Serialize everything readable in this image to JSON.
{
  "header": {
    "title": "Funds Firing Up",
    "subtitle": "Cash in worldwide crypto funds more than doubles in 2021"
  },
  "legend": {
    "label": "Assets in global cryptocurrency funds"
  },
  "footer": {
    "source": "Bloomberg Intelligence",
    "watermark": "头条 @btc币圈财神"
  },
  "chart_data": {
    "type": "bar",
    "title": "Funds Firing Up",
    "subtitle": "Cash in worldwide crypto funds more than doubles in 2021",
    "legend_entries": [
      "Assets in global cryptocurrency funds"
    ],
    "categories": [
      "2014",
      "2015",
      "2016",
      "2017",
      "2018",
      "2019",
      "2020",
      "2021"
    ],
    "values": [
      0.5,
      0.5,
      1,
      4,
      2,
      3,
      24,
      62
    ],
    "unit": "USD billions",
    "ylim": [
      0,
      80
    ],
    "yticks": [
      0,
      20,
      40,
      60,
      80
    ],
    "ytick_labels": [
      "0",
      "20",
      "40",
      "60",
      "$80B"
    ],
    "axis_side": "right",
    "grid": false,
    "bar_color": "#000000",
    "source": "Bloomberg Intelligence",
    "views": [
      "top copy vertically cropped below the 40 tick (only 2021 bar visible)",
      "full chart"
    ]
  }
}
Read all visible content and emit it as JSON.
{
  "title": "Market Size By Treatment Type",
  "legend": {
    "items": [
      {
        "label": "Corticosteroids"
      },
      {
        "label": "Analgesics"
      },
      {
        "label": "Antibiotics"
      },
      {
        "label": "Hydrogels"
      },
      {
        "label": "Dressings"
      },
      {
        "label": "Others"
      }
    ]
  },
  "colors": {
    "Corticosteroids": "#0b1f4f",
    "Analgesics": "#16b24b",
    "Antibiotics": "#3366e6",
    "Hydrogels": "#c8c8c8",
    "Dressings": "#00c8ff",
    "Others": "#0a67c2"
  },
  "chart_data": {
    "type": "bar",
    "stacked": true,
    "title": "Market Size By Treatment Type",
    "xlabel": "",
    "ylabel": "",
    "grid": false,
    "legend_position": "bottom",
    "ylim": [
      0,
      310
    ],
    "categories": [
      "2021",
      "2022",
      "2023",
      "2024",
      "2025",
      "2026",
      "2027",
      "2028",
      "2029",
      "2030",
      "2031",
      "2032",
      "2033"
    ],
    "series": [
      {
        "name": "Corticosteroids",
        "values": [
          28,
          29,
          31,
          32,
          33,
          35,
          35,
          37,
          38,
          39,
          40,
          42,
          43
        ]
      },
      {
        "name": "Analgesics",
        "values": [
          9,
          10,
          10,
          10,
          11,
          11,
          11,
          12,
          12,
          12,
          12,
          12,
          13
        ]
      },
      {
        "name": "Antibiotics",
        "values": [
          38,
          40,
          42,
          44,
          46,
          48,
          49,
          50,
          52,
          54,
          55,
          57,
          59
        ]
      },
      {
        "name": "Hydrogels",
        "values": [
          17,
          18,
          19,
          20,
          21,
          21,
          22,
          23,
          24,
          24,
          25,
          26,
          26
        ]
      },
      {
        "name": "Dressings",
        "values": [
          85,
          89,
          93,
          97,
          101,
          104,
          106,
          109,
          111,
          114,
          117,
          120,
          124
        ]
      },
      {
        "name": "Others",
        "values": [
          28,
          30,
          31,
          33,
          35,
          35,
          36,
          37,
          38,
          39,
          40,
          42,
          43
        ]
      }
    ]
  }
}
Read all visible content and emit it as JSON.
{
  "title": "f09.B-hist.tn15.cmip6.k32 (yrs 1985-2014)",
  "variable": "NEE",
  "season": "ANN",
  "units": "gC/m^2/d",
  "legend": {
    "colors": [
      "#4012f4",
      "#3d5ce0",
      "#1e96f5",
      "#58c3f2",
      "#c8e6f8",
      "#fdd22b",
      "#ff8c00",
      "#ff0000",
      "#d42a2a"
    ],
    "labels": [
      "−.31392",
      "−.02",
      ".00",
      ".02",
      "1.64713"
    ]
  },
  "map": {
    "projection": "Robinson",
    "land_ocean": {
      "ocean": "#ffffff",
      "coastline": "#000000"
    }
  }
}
--
Prompt — Go through the data and return every record exactly.

Written response —
Serialize everything readable in this image to JSON.
{
  "header": {
    "title": "Funds Firing Up",
    "subtitle": "Cash in worldwide crypto funds more than doubles in 2021"
  },
  "legend": {
    "label": "Assets in global cryptocurrency funds"
  },
  "footer": {
    "source": "Bloomberg Intelligence",
    "watermark": "头条 @btc币圈财神"
  },
  "chart_data": {
    "type": "bar",
    "title": "Funds Firing Up",
    "subtitle": "Cash in worldwide crypto funds more than doubles in 2021",
    "legend_entries": [
      "Assets in global cryptocurrency funds"
    ],
    "categories": [
      "2014",
      "2015",
      "2016",
      "2017",
      "2018",
      "2019",
      "2020",
      "2021"
    ],
    "values": [
      0.5,
      0.5,
      1,
      4,
      2,
      3,
      24,
      62
    ],
    "unit": "USD billions",
    "ylim": [
      0,
      80
    ],
    "yticks": [
      0,
      20,
      40,
      60,
      80
    ],
    "ytick_labels": [
      "0",
      "20",
      "40",
      "60",
      "$80B"
    ],
    "axis_side": "right",
    "grid": false,
    "bar_color": "#000000",
    "source": "Bloomberg Intelligence",
    "views": [
      "top copy vertically cropped below the 40 tick (only 2021 bar visible)",
      "full chart"
    ]
  }
}
Read all visible content and emit it as JSON.
{
  "title": "Market Size By Treatment Type",
  "legend": {
    "items": [
      {
        "label": "Corticosteroids"
      },
      {
        "label": "Analgesics"
      },
      {
        "label": "Antibiotics"
      },
      {
        "label": "Hydrogels"
      },
      {
        "label": "Dressings"
      },
      {
        "label": "Others"
      }
    ]
  },
  "colors": {
    "Corticosteroids": "#0b1f4f",
    "Analgesics": "#16b24b",
    "Antibiotics": "#3366e6",
    "Hydrogels": "#c8c8c8",
    "Dressings": "#00c8ff",
    "Others": "#0a67c2"
  },
  "chart_data": {
    "type": "bar",
    "stacked": true,
    "title": "Market Size By Treatment Type",
    "xlabel": "",
    "ylabel": "",
    "grid": false,
    "legend_position": "bottom",
    "ylim": [
      0,
      310
    ],
    "categories": [
      "2021",
      "2022",
      "2023",
      "2024",
      "2025",
      "2026",
      "2027",
      "2028",
      "2029",
      "2030",
      "2031",
      "2032",
      "2033"
    ],
    "series": [
      {
        "name": "Corticosteroids",
        "values": [
          28,
          29,
          31,
          32,
          33,
          35,
          35,
          37,
          38,
          39,
          40,
          42,
          43
        ]
      },
      {
        "name": "Analgesics",
        "values": [
          9,
          10,
          10,
          10,
          11,
          11,
          11,
          12,
          12,
          12,
          12,
          12,
          13
        ]
      },
      {
        "name": "Antibiotics",
        "values": [
          38,
          40,
          42,
          44,
          46,
          48,
          49,
          50,
          52,
          54,
          55,
          57,
          59
        ]
      },
      {
        "name": "Hydrogels",
        "values": [
          17,
          18,
          19,
          20,
          21,
          21,
          22,
          23,
          24,
          24,
          25,
          26,
          26
        ]
      },
      {
        "name": "Dressings",
        "values": [
          85,
          89,
          93,
          97,
          101,
          104,
          106,
          109,
          111,
          114,
          117,
          120,
          124
        ]
      },
      {
        "name": "Others",
        "values": [
          28,
          30,
          31,
          33,
          35,
          35,
          36,
          37,
          38,
          39,
          40,
          42,
          43
        ]
      }
    ]
  }
}
Read all visible content and emit it as JSON.
{
  "title": "f09.B-hist.tn15.cmip6.k32 (yrs 1985-2014)",
  "variable": "NEE",
  "season": "ANN",
  "units": "gC/m^2/d",
  "legend": {
    "colors": [
      "#4012f4",
      "#3d5ce0",
      "#1e96f5",
      "#58c3f2",
      "#c8e6f8",
      "#fdd22b",
      "#ff8c00",
      "#ff0000",
      "#d42a2a"
    ],
    "labels": [
      "−.31392",
      "−.02",
      ".00",
      ".02",
      "1.64713"
    ]
  },
  "map": {
    "projection": "Robinson",
    "land_ocean": {
      "ocean": "#ffffff",
      "coastline": "#000000"
    }
  }
}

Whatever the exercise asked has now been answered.